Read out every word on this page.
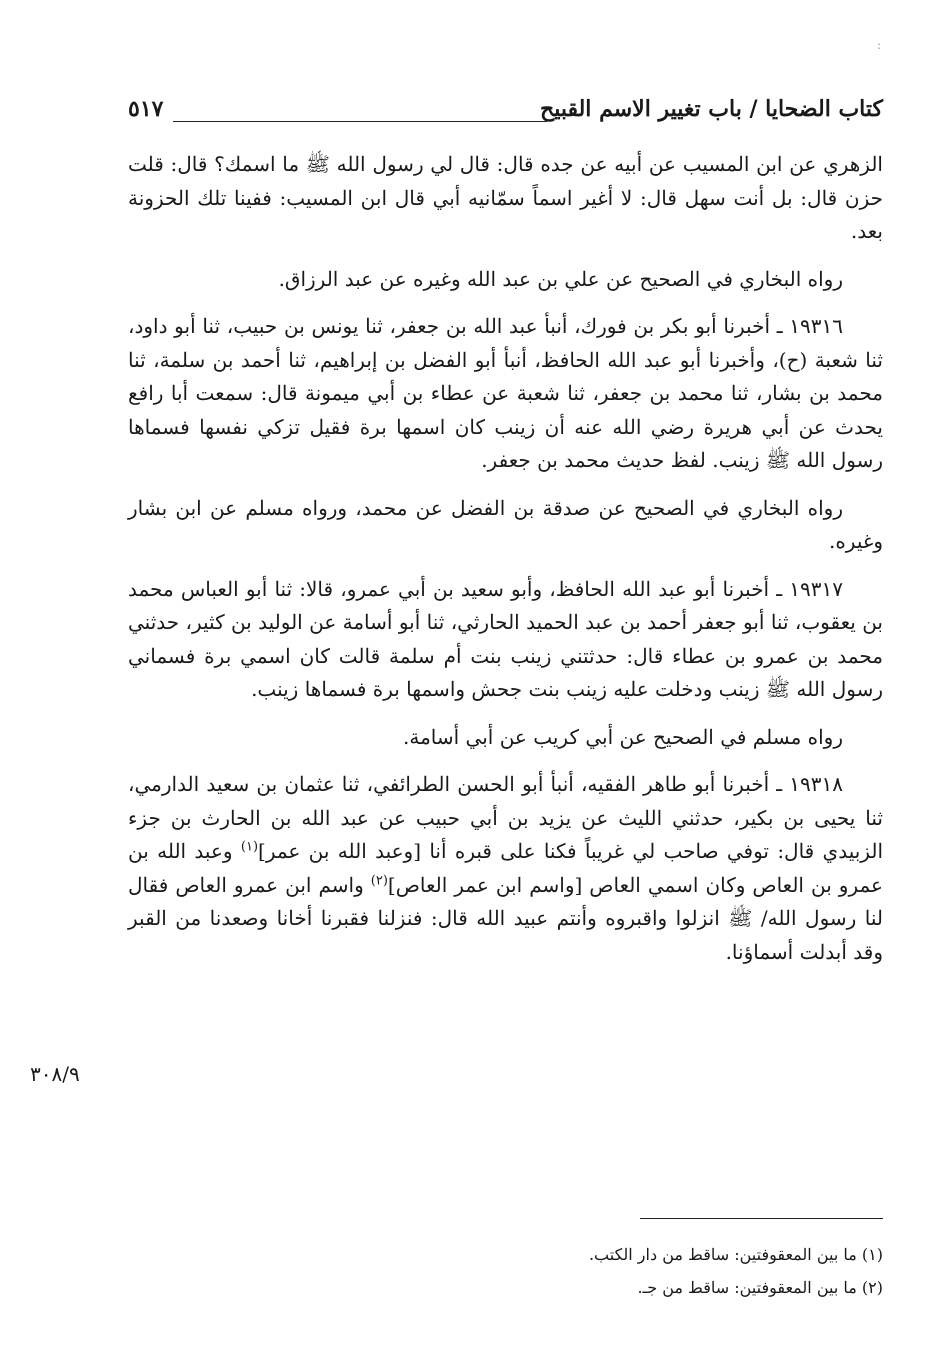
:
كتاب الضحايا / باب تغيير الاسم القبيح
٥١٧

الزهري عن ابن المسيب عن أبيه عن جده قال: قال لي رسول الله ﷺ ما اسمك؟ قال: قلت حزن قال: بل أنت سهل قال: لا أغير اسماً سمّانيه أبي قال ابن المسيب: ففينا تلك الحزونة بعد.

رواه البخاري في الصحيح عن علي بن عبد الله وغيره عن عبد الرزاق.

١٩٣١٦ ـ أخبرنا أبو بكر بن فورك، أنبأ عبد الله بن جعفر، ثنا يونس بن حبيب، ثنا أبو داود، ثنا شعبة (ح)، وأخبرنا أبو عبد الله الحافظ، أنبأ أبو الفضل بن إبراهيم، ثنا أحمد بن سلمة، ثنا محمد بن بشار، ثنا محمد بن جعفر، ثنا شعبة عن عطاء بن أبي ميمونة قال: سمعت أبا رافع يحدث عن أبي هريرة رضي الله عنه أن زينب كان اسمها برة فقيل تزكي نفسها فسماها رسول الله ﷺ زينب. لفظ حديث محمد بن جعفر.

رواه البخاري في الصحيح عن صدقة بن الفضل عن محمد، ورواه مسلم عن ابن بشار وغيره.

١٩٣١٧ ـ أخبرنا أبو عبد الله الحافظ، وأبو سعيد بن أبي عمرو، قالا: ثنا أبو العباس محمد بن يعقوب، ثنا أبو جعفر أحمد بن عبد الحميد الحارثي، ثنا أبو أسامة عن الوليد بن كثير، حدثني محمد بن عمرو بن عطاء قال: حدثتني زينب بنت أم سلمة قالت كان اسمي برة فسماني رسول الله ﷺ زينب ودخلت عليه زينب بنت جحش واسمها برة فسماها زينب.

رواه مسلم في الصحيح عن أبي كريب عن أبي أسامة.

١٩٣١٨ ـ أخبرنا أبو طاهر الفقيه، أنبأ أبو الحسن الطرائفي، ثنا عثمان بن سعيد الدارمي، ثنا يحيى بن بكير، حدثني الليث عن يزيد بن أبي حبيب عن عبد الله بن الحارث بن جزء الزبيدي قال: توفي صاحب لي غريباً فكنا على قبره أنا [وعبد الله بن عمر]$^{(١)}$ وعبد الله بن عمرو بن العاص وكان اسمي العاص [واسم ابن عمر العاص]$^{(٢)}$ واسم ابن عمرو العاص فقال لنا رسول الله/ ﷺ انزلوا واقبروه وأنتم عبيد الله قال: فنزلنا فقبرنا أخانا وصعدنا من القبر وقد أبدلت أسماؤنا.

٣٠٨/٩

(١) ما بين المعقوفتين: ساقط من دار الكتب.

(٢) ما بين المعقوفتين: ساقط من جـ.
* * *
• Stated exercise
The records above must be printed exactly; the pictures stay out.

• The output
Read out every word on this page.
:
كتاب الضحايا / باب تغيير الاسم القبيح
٥١٧

الزهري عن ابن المسيب عن أبيه عن جده قال: قال لي رسول الله ﷺ ما اسمك؟ قال: قلت حزن قال: بل أنت سهل قال: لا أغير اسماً سمّانيه أبي قال ابن المسيب: ففينا تلك الحزونة بعد.

رواه البخاري في الصحيح عن علي بن عبد الله وغيره عن عبد الرزاق.

١٩٣١٦ ـ أخبرنا أبو بكر بن فورك، أنبأ عبد الله بن جعفر، ثنا يونس بن حبيب، ثنا أبو داود، ثنا شعبة (ح)، وأخبرنا أبو عبد الله الحافظ، أنبأ أبو الفضل بن إبراهيم، ثنا أحمد بن سلمة، ثنا محمد بن بشار، ثنا محمد بن جعفر، ثنا شعبة عن عطاء بن أبي ميمونة قال: سمعت أبا رافع يحدث عن أبي هريرة رضي الله عنه أن زينب كان اسمها برة فقيل تزكي نفسها فسماها رسول الله ﷺ زينب. لفظ حديث محمد بن جعفر.

رواه البخاري في الصحيح عن صدقة بن الفضل عن محمد، ورواه مسلم عن ابن بشار وغيره.

١٩٣١٧ ـ أخبرنا أبو عبد الله الحافظ، وأبو سعيد بن أبي عمرو، قالا: ثنا أبو العباس محمد بن يعقوب، ثنا أبو جعفر أحمد بن عبد الحميد الحارثي، ثنا أبو أسامة عن الوليد بن كثير، حدثني محمد بن عمرو بن عطاء قال: حدثتني زينب بنت أم سلمة قالت كان اسمي برة فسماني رسول الله ﷺ زينب ودخلت عليه زينب بنت جحش واسمها برة فسماها زينب.

رواه مسلم في الصحيح عن أبي كريب عن أبي أسامة.

١٩٣١٨ ـ أخبرنا أبو طاهر الفقيه، أنبأ أبو الحسن الطرائفي، ثنا عثمان بن سعيد الدارمي، ثنا يحيى بن بكير، حدثني الليث عن يزيد بن أبي حبيب عن عبد الله بن الحارث بن جزء الزبيدي قال: توفي صاحب لي غريباً فكنا على قبره أنا [وعبد الله بن عمر]$^{(١)}$ وعبد الله بن عمرو بن العاص وكان اسمي العاص [واسم ابن عمر العاص]$^{(٢)}$ واسم ابن عمرو العاص فقال لنا رسول الله/ ﷺ انزلوا واقبروه وأنتم عبيد الله قال: فنزلنا فقبرنا أخانا وصعدنا من القبر وقد أبدلت أسماؤنا.

٣٠٨/٩

(١) ما بين المعقوفتين: ساقط من دار الكتب.

(٢) ما بين المعقوفتين: ساقط من جـ.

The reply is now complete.